> [Verilen Metin]
Yine aynı eserde naklettiğine göre İbn-i Cerir ve İbn-i Ebu Hatem "Ey kendilerine kitap verilenler!..." diye başlayan ayet hakkında Süd-di'den şöyle aktarırlar: "Bu ayet Kaynuka Oğulları Yahudilerinden Ma-lik b. Sayf ve Rıfaa b. Zeyd b. Tabut hakkında inmiştir." (c.2, s.168)

Yine aynı eserde İbn-i İshak'tan, İbn-i Cerir'den, İbn-i Munzır'den, İbn-i Ebu Hatem'den ve ed-Delail adlı eserde Beyhakî'den İbn-i Ab-bas'ın şöyle dediğini nakleder: "Resulullah (s.a.a), Abdullah b. Suriya-'nın ve Kaab b. Esed'in de bulunduğu Yahudi hahamları ile konuşarak onlara, 'Ey Yahudiler! Allah'tan korkun ve İslâm'a girin. Vallahi, siz benim size getirdiğimin hak (din) olduğunu biliyorsunuz.' dedi. Hahamların, 'Hayır, ya Muhammed! Biz böyle bir şey bilmiyoruz.' deme-leri üzerine Yüce Allah, 'Ey kendilerine kitap verilenler!... indirdiğimize (Kur'an'a) inanın.' ayetini indirdi." (c.2, s.168)

Ben derim ki: Daha önce söylediğimiz gibi her ne kadar ayetlerin zahiri anlamları bu ayetlerin Ehl-i Kitabın Yahudi kesimi hakkında indiğini gösteriyorsa da naklettiğimiz iniş sebepleri, bu konudaki diğer benzerleri gibi, örnek ve uyarlama hükmü olmaktan ileriye gitmez. Ama yine de Allah herkesten daha iyi bilir.

Tefsir-ul Burhan'da Nü'manî'den, o da kendi rivayet zinciri ile Ca-bir'den İmam Bâkır'ın (a.s) [Hz. Mehdi'nin zuhur etmesinden önce] Süfyanî ordusunun ortaya çıkışını anlattığı uzun bir hadisinde şöyle buyurduğunu nakleder: "Süfyanî ordusunun komutanı, Beyda'da (geniş bir sahrada) konaklar. O sırada gökten birisi: 'Ey sahra, bu adamları yut.' diye seslenir. Bunun üzerine bu ordu yerin dibine geçirilir. Yalnız üç kişi kalır ki, bunların yüzleri enselerine çevrilir. Bu üç kişi köpek sıfatlıdırlar. İşte, 'Ey kendilerine kitap verilenler! Biz birtakım yüzleri silip arkalarına çevirmeden önce, yanınızda bulunanları doğrulayıcı olarak indirdiğimize (Kur'an'a) inanın.' ayeti bu adamlar hakkında inmiştir." (c.1, s.373, h:2)

> [Yapılacak Alıştırmalar]
1. Yukarıdaki metne göre Süfyanî ordusunun komutanı nerede konaklar?
2. Metinde "Ben derim ki: Daha" ifadesinden "daha iyi bilir." ifadesine kadar olan bölümü aynen tekrar yazın.

> [Veri İçeriği]
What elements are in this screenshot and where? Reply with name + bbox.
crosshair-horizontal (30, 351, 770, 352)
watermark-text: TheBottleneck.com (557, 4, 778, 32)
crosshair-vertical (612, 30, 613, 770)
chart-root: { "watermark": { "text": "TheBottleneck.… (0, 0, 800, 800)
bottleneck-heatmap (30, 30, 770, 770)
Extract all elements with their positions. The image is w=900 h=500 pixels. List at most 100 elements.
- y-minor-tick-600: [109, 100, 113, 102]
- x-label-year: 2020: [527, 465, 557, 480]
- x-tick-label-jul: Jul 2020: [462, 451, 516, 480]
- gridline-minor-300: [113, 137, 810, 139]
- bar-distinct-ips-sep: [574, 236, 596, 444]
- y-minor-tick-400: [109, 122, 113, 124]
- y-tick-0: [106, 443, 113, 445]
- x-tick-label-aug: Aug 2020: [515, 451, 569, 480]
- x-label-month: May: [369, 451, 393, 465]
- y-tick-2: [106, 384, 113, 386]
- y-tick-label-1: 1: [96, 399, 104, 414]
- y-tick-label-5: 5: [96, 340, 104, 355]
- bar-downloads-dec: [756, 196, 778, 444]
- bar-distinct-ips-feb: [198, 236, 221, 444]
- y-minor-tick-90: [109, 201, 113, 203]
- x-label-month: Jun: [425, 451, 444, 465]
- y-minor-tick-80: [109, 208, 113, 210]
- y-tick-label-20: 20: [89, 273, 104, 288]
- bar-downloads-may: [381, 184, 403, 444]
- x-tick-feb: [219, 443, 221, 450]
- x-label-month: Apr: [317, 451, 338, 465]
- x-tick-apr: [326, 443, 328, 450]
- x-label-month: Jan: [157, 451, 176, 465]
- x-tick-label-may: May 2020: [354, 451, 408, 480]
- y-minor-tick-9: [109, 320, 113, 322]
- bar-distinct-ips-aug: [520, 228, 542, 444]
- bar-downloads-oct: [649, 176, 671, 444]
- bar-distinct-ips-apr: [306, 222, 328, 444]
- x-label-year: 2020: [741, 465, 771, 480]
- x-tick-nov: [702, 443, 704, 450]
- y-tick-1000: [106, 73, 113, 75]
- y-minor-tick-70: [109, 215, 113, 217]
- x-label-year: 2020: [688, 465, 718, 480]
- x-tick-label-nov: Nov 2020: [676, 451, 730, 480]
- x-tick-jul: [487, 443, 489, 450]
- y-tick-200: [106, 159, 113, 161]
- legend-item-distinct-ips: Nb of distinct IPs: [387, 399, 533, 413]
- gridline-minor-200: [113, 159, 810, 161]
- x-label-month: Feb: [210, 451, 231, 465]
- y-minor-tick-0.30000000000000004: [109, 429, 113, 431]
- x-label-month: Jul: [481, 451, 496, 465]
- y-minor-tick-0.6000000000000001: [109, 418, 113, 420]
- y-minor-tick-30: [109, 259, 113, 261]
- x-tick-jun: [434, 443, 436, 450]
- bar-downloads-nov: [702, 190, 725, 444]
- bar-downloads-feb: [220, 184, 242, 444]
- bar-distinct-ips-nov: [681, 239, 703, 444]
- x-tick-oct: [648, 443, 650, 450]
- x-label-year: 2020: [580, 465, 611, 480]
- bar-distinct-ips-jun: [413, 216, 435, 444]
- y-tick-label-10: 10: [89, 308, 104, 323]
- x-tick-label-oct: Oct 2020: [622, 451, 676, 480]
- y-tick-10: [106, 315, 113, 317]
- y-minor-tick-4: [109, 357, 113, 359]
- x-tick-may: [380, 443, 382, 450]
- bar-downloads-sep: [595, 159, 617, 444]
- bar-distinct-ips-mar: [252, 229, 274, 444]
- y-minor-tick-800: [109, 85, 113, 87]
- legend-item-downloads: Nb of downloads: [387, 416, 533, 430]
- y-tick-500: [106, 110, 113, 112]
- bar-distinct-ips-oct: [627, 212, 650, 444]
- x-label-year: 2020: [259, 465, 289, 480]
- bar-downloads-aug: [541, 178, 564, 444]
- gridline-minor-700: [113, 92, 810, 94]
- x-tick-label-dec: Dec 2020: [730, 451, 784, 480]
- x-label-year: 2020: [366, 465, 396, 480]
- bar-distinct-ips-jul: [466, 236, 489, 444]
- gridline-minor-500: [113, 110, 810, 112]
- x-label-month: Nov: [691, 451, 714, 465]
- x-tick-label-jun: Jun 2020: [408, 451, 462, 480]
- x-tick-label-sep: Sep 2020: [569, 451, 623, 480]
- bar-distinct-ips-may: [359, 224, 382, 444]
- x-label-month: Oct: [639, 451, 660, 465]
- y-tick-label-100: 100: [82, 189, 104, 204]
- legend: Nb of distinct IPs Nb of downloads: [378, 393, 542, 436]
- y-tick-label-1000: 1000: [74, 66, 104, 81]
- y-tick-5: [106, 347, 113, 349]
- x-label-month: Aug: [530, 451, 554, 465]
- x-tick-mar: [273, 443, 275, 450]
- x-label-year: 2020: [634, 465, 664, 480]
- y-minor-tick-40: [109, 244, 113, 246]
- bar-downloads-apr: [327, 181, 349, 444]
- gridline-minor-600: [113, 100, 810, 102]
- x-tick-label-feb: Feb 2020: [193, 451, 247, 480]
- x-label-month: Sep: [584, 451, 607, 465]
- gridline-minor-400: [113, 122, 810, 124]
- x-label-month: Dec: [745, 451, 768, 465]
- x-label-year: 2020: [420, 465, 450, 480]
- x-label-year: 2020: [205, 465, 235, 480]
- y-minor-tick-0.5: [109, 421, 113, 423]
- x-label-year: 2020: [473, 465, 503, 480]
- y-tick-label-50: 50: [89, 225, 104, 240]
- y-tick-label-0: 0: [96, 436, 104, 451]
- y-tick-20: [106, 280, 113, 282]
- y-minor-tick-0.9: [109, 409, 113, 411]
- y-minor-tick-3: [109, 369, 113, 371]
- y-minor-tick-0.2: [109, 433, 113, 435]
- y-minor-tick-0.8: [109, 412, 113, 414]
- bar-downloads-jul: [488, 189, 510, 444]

> [Alıştırma Cevapları]
1. Beyda'da, geniş bir sahrada konaklar.

2.
Ben derim ki: Daha önce söylediğimiz gibi her ne kadar ayetlerin zahiri anlamları bu ayetlerin Ehl-i Kitabın Yahudi kesimi hakkında indiğini gösteriyorsa da naklettiğimiz iniş sebepleri, bu konudaki diğer benzerleri gibi, örnek ve uyarlama hükmü olmaktan ileriye gitmez. Ama yine de Allah herkesten daha iyi bilir.